→ **WHAT THIS TASK INVOLVES**: Return all of the lines below exactly as they are.
──────── DATA TO PROCESS
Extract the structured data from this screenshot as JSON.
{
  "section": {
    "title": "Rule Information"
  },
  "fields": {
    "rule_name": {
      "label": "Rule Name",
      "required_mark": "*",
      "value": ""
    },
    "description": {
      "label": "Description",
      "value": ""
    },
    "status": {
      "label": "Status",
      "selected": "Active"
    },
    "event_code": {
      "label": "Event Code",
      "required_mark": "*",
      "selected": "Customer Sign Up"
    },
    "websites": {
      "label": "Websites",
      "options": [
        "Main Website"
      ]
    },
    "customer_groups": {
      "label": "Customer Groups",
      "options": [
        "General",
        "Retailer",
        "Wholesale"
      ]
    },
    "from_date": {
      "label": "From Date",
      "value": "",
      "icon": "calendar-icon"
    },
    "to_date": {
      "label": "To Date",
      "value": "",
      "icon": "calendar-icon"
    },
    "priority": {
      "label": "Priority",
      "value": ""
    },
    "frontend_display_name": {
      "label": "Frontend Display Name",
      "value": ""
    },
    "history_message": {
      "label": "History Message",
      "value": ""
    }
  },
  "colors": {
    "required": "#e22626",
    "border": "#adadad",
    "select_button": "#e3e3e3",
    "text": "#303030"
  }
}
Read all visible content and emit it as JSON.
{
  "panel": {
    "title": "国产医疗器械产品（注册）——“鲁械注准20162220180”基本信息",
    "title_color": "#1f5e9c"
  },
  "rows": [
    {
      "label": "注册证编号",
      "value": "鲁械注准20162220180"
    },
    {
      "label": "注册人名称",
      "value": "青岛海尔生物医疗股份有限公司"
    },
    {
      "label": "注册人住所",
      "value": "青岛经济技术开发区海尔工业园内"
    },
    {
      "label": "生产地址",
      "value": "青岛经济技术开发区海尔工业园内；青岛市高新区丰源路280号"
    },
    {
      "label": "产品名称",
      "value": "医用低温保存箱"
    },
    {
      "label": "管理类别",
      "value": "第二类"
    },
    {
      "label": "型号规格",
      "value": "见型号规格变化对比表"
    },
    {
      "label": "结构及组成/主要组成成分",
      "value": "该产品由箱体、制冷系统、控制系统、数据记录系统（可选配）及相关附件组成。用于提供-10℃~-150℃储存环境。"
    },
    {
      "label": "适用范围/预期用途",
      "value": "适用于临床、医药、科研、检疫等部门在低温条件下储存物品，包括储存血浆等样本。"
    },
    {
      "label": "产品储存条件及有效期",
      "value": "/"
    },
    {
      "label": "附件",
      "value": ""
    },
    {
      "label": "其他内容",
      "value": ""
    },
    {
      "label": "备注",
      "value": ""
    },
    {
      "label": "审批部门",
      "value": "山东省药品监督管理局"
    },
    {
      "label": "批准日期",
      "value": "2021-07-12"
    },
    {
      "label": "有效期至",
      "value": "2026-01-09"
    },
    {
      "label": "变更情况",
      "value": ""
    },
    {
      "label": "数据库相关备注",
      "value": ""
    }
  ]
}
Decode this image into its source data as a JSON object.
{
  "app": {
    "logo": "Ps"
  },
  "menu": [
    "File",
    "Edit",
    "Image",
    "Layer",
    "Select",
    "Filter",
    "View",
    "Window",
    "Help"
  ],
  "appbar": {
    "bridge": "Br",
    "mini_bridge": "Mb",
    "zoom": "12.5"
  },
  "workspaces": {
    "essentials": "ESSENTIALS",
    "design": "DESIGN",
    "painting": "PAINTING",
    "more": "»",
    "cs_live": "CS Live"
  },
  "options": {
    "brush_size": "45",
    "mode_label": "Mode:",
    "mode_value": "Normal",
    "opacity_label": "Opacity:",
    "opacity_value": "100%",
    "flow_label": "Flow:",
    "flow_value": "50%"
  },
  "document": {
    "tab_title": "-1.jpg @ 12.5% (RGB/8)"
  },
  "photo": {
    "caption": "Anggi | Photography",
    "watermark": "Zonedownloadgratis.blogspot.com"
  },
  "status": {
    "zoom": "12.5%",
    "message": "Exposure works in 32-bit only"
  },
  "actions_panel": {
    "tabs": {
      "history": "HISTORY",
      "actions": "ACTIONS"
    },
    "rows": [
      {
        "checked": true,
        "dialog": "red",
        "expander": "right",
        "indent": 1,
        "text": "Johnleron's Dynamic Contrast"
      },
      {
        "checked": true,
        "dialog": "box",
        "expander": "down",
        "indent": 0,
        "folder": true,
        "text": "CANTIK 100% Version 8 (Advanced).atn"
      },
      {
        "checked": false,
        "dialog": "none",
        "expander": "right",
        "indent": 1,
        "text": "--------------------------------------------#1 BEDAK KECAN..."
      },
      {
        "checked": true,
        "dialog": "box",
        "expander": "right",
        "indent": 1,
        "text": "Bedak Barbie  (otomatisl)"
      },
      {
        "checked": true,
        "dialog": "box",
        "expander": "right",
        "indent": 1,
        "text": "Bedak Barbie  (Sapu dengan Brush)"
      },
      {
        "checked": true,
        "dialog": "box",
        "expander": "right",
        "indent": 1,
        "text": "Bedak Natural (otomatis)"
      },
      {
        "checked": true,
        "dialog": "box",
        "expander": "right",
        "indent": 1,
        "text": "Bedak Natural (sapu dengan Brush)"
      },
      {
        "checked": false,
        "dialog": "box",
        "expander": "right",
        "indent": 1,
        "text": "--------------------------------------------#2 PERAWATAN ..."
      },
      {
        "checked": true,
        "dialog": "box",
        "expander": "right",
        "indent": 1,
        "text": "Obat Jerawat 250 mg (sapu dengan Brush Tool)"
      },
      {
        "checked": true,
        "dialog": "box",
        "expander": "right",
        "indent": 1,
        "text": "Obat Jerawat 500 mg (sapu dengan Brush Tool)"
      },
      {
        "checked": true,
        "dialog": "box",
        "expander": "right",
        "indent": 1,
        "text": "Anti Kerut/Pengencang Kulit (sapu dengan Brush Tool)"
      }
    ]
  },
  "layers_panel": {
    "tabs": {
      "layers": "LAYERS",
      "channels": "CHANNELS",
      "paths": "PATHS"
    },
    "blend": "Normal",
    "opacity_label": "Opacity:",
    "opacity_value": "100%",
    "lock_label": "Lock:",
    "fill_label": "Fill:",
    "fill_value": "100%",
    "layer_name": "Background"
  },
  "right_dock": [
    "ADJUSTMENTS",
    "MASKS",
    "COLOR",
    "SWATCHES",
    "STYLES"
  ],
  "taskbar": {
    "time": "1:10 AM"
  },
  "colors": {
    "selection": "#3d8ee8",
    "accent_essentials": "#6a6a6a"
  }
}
────────────────
→ **COMPLETED EXERCISE**:
Extract the structured data from this screenshot as JSON.
{
  "section": {
    "title": "Rule Information"
  },
  "fields": {
    "rule_name": {
      "label": "Rule Name",
      "required_mark": "*",
      "value": ""
    },
    "description": {
      "label": "Description",
      "value": ""
    },
    "status": {
      "label": "Status",
      "selected": "Active"
    },
    "event_code": {
      "label": "Event Code",
      "required_mark": "*",
      "selected": "Customer Sign Up"
    },
    "websites": {
      "label": "Websites",
      "options": [
        "Main Website"
      ]
    },
    "customer_groups": {
      "label": "Customer Groups",
      "options": [
        "General",
        "Retailer",
        "Wholesale"
      ]
    },
    "from_date": {
      "label": "From Date",
      "value": "",
      "icon": "calendar-icon"
    },
    "to_date": {
      "label": "To Date",
      "value": "",
      "icon": "calendar-icon"
    },
    "priority": {
      "label": "Priority",
      "value": ""
    },
    "frontend_display_name": {
      "label": "Frontend Display Name",
      "value": ""
    },
    "history_message": {
      "label": "History Message",
      "value": ""
    }
  },
  "colors": {
    "required": "#e22626",
    "border": "#adadad",
    "select_button": "#e3e3e3",
    "text": "#303030"
  }
}
Read all visible content and emit it as JSON.
{
  "panel": {
    "title": "国产医疗器械产品（注册）——“鲁械注准20162220180”基本信息",
    "title_color": "#1f5e9c"
  },
  "rows": [
    {
      "label": "注册证编号",
      "value": "鲁械注准20162220180"
    },
    {
      "label": "注册人名称",
      "value": "青岛海尔生物医疗股份有限公司"
    },
    {
      "label": "注册人住所",
      "value": "青岛经济技术开发区海尔工业园内"
    },
    {
      "label": "生产地址",
      "value": "青岛经济技术开发区海尔工业园内；青岛市高新区丰源路280号"
    },
    {
      "label": "产品名称",
      "value": "医用低温保存箱"
    },
    {
      "label": "管理类别",
      "value": "第二类"
    },
    {
      "label": "型号规格",
      "value": "见型号规格变化对比表"
    },
    {
      "label": "结构及组成/主要组成成分",
      "value": "该产品由箱体、制冷系统、控制系统、数据记录系统（可选配）及相关附件组成。用于提供-10℃~-150℃储存环境。"
    },
    {
      "label": "适用范围/预期用途",
      "value": "适用于临床、医药、科研、检疫等部门在低温条件下储存物品，包括储存血浆等样本。"
    },
    {
      "label": "产品储存条件及有效期",
      "value": "/"
    },
    {
      "label": "附件",
      "value": ""
    },
    {
      "label": "其他内容",
      "value": ""
    },
    {
      "label": "备注",
      "value": ""
    },
    {
      "label": "审批部门",
      "value": "山东省药品监督管理局"
    },
    {
      "label": "批准日期",
      "value": "2021-07-12"
    },
    {
      "label": "有效期至",
      "value": "2026-01-09"
    },
    {
      "label": "变更情况",
      "value": ""
    },
    {
      "label": "数据库相关备注",
      "value": ""
    }
  ]
}
Decode this image into its source data as a JSON object.
{
  "app": {
    "logo": "Ps"
  },
  "menu": [
    "File",
    "Edit",
    "Image",
    "Layer",
    "Select",
    "Filter",
    "View",
    "Window",
    "Help"
  ],
  "appbar": {
    "bridge": "Br",
    "mini_bridge": "Mb",
    "zoom": "12.5"
  },
  "workspaces": {
    "essentials": "ESSENTIALS",
    "design": "DESIGN",
    "painting": "PAINTING",
    "more": "»",
    "cs_live": "CS Live"
  },
  "options": {
    "brush_size": "45",
    "mode_label": "Mode:",
    "mode_value": "Normal",
    "opacity_label": "Opacity:",
    "opacity_value": "100%",
    "flow_label": "Flow:",
    "flow_value": "50%"
  },
  "document": {
    "tab_title": "-1.jpg @ 12.5% (RGB/8)"
  },
  "photo": {
    "caption": "Anggi | Photography",
    "watermark": "Zonedownloadgratis.blogspot.com"
  },
  "status": {
    "zoom": "12.5%",
    "message": "Exposure works in 32-bit only"
  },
  "actions_panel": {
    "tabs": {
      "history": "HISTORY",
      "actions": "ACTIONS"
    },
    "rows": [
      {
        "checked": true,
        "dialog": "red",
        "expander": "right",
        "indent": 1,
        "text": "Johnleron's Dynamic Contrast"
      },
      {
        "checked": true,
        "dialog": "box",
        "expander": "down",
        "indent": 0,
        "folder": true,
        "text": "CANTIK 100% Version 8 (Advanced).atn"
      },
      {
        "checked": false,
        "dialog": "none",
        "expander": "right",
        "indent": 1,
        "text": "--------------------------------------------#1 BEDAK KECAN..."
      },
      {
        "checked": true,
        "dialog": "box",
        "expander": "right",
        "indent": 1,
        "text": "Bedak Barbie  (otomatisl)"
      },
      {
        "checked": true,
        "dialog": "box",
        "expander": "right",
        "indent": 1,
        "text": "Bedak Barbie  (Sapu dengan Brush)"
      },
      {
        "checked": true,
        "dialog": "box",
        "expander": "right",
        "indent": 1,
        "text": "Bedak Natural (otomatis)"
      },
      {
        "checked": true,
        "dialog": "box",
        "expander": "right",
        "indent": 1,
        "text": "Bedak Natural (sapu dengan Brush)"
      },
      {
        "checked": false,
        "dialog": "box",
        "expander": "right",
        "indent": 1,
        "text": "--------------------------------------------#2 PERAWATAN ..."
      },
      {
        "checked": true,
        "dialog": "box",
        "expander": "right",
        "indent": 1,
        "text": "Obat Jerawat 250 mg (sapu dengan Brush Tool)"
      },
      {
        "checked": true,
        "dialog": "box",
        "expander": "right",
        "indent": 1,
        "text": "Obat Jerawat 500 mg (sapu dengan Brush Tool)"
      },
      {
        "checked": true,
        "dialog": "box",
        "expander": "right",
        "indent": 1,
        "text": "Anti Kerut/Pengencang Kulit (sapu dengan Brush Tool)"
      }
    ]
  },
  "layers_panel": {
    "tabs": {
      "layers": "LAYERS",
      "channels": "CHANNELS",
      "paths": "PATHS"
    },
    "blend": "Normal",
    "opacity_label": "Opacity:",
    "opacity_value": "100%",
    "lock_label": "Lock:",
    "fill_label": "Fill:",
    "fill_value": "100%",
    "layer_name": "Background"
  },
  "right_dock": [
    "ADJUSTMENTS",
    "MASKS",
    "COLOR",
    "SWATCHES",
    "STYLES"
  ],
  "taskbar": {
    "time": "1:10 AM"
  },
  "colors": {
    "selection": "#3d8ee8",
    "accent_essentials": "#6a6a6a"
  }
}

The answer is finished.